[Figure data in JSON]
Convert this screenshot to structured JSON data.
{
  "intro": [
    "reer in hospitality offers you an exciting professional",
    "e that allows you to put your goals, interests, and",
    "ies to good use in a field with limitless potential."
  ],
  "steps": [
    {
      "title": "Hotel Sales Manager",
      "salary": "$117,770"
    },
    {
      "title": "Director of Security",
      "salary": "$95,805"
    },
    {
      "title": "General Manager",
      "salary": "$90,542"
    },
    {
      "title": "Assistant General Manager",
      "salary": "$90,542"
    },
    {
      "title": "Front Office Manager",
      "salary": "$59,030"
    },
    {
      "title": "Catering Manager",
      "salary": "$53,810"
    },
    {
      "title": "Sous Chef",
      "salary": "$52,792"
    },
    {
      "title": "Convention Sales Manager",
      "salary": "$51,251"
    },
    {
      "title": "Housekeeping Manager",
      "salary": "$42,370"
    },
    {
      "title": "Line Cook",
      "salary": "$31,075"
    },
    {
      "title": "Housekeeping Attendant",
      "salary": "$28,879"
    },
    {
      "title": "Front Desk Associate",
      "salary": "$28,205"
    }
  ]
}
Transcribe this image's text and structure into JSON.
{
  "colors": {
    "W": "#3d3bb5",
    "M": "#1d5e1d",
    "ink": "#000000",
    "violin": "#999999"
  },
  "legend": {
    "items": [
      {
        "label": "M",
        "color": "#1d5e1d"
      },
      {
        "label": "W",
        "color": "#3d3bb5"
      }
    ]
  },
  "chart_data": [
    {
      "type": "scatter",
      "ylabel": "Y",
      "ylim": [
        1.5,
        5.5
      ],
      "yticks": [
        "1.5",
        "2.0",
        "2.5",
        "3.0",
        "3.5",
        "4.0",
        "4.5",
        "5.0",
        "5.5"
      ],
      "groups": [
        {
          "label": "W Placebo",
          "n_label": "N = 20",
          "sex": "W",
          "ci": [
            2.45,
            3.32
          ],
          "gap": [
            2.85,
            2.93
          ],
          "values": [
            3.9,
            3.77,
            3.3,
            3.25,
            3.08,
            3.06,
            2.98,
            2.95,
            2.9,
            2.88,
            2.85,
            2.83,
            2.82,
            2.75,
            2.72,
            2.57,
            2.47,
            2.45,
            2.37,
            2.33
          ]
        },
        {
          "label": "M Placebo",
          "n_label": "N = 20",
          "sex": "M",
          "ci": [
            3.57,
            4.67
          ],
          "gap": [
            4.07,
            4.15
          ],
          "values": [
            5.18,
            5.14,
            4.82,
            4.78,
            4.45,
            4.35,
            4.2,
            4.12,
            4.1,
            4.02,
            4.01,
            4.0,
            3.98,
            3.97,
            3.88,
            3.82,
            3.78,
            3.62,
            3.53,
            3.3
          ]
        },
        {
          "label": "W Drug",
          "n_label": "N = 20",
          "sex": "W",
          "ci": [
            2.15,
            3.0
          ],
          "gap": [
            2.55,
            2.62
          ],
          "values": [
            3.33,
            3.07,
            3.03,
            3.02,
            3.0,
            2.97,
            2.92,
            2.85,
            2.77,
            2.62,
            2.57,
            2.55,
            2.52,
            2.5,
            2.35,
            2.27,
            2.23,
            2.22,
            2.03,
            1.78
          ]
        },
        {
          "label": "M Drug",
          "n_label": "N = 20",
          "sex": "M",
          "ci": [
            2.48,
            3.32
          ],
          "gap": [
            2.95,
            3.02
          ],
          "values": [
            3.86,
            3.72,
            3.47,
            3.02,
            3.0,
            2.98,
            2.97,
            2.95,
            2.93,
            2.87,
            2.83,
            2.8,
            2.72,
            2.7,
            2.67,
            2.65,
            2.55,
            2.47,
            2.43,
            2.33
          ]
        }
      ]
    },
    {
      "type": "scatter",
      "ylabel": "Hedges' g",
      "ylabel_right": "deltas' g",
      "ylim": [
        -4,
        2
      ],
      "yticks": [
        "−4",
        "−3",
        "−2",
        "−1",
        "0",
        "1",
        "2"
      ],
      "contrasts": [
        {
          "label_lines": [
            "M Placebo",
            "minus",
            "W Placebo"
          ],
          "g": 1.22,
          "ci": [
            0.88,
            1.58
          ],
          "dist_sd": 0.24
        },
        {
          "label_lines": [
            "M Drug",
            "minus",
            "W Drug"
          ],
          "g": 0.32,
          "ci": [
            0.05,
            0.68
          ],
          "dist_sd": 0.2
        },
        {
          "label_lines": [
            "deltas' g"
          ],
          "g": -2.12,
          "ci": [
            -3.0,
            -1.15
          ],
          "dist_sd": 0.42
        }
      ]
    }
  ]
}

=== GIVEN INSTRUCTION ===
Copy each line of the data above without altering a single character.

=== EXERCISE RESULT ===
Convert this screenshot to structured JSON data.
{
  "intro": [
    "reer in hospitality offers you an exciting professional",
    "e that allows you to put your goals, interests, and",
    "ies to good use in a field with limitless potential."
  ],
  "steps": [
    {
      "title": "Hotel Sales Manager",
      "salary": "$117,770"
    },
    {
      "title": "Director of Security",
      "salary": "$95,805"
    },
    {
      "title": "General Manager",
      "salary": "$90,542"
    },
    {
      "title": "Assistant General Manager",
      "salary": "$90,542"
    },
    {
      "title": "Front Office Manager",
      "salary": "$59,030"
    },
    {
      "title": "Catering Manager",
      "salary": "$53,810"
    },
    {
      "title": "Sous Chef",
      "salary": "$52,792"
    },
    {
      "title": "Convention Sales Manager",
      "salary": "$51,251"
    },
    {
      "title": "Housekeeping Manager",
      "salary": "$42,370"
    },
    {
      "title": "Line Cook",
      "salary": "$31,075"
    },
    {
      "title": "Housekeeping Attendant",
      "salary": "$28,879"
    },
    {
      "title": "Front Desk Associate",
      "salary": "$28,205"
    }
  ]
}
Transcribe this image's text and structure into JSON.
{
  "colors": {
    "W": "#3d3bb5",
    "M": "#1d5e1d",
    "ink": "#000000",
    "violin": "#999999"
  },
  "legend": {
    "items": [
      {
        "label": "M",
        "color": "#1d5e1d"
      },
      {
        "label": "W",
        "color": "#3d3bb5"
      }
    ]
  },
  "chart_data": [
    {
      "type": "scatter",
      "ylabel": "Y",
      "ylim": [
        1.5,
        5.5
      ],
      "yticks": [
        "1.5",
        "2.0",
        "2.5",
        "3.0",
        "3.5",
        "4.0",
        "4.5",
        "5.0",
        "5.5"
      ],
      "groups": [
        {
          "label": "W Placebo",
          "n_label": "N = 20",
          "sex": "W",
          "ci": [
            2.45,
            3.32
          ],
          "gap": [
            2.85,
            2.93
          ],
          "values": [
            3.9,
            3.77,
            3.3,
            3.25,
            3.08,
            3.06,
            2.98,
            2.95,
            2.9,
            2.88,
            2.85,
            2.83,
            2.82,
            2.75,
            2.72,
            2.57,
            2.47,
            2.45,
            2.37,
            2.33
          ]
        },
        {
          "label": "M Placebo",
          "n_label": "N = 20",
          "sex": "M",
          "ci": [
            3.57,
            4.67
          ],
          "gap": [
            4.07,
            4.15
          ],
          "values": [
            5.18,
            5.14,
            4.82,
            4.78,
            4.45,
            4.35,
            4.2,
            4.12,
            4.1,
            4.02,
            4.01,
            4.0,
            3.98,
            3.97,
            3.88,
            3.82,
            3.78,
            3.62,
            3.53,
            3.3
          ]
        },
        {
          "label": "W Drug",
          "n_label": "N = 20",
          "sex": "W",
          "ci": [
            2.15,
            3.0
          ],
          "gap": [
            2.55,
            2.62
          ],
          "values": [
            3.33,
            3.07,
            3.03,
            3.02,
            3.0,
            2.97,
            2.92,
            2.85,
            2.77,
            2.62,
            2.57,
            2.55,
            2.52,
            2.5,
            2.35,
            2.27,
            2.23,
            2.22,
            2.03,
            1.78
          ]
        },
        {
          "label": "M Drug",
          "n_label": "N = 20",
          "sex": "M",
          "ci": [
            2.48,
            3.32
          ],
          "gap": [
            2.95,
            3.02
          ],
          "values": [
            3.86,
            3.72,
            3.47,
            3.02,
            3.0,
            2.98,
            2.97,
            2.95,
            2.93,
            2.87,
            2.83,
            2.8,
            2.72,
            2.7,
            2.67,
            2.65,
            2.55,
            2.47,
            2.43,
            2.33
          ]
        }
      ]
    },
    {
      "type": "scatter",
      "ylabel": "Hedges' g",
      "ylabel_right": "deltas' g",
      "ylim": [
        -4,
        2
      ],
      "yticks": [
        "−4",
        "−3",
        "−2",
        "−1",
        "0",
        "1",
        "2"
      ],
      "contrasts": [
        {
          "label_lines": [
            "M Placebo",
            "minus",
            "W Placebo"
          ],
          "g": 1.22,
          "ci": [
            0.88,
            1.58
          ],
          "dist_sd": 0.24
        },
        {
          "label_lines": [
            "M Drug",
            "minus",
            "W Drug"
          ],
          "g": 0.32,
          "ci": [
            0.05,
            0.68
          ],
          "dist_sd": 0.2
        },
        {
          "label_lines": [
            "deltas' g"
          ],
          "g": -2.12,
          "ci": [
            -3.0,
            -1.15
          ],
          "dist_sd": 0.42
        }
      ]
    }
  ]
}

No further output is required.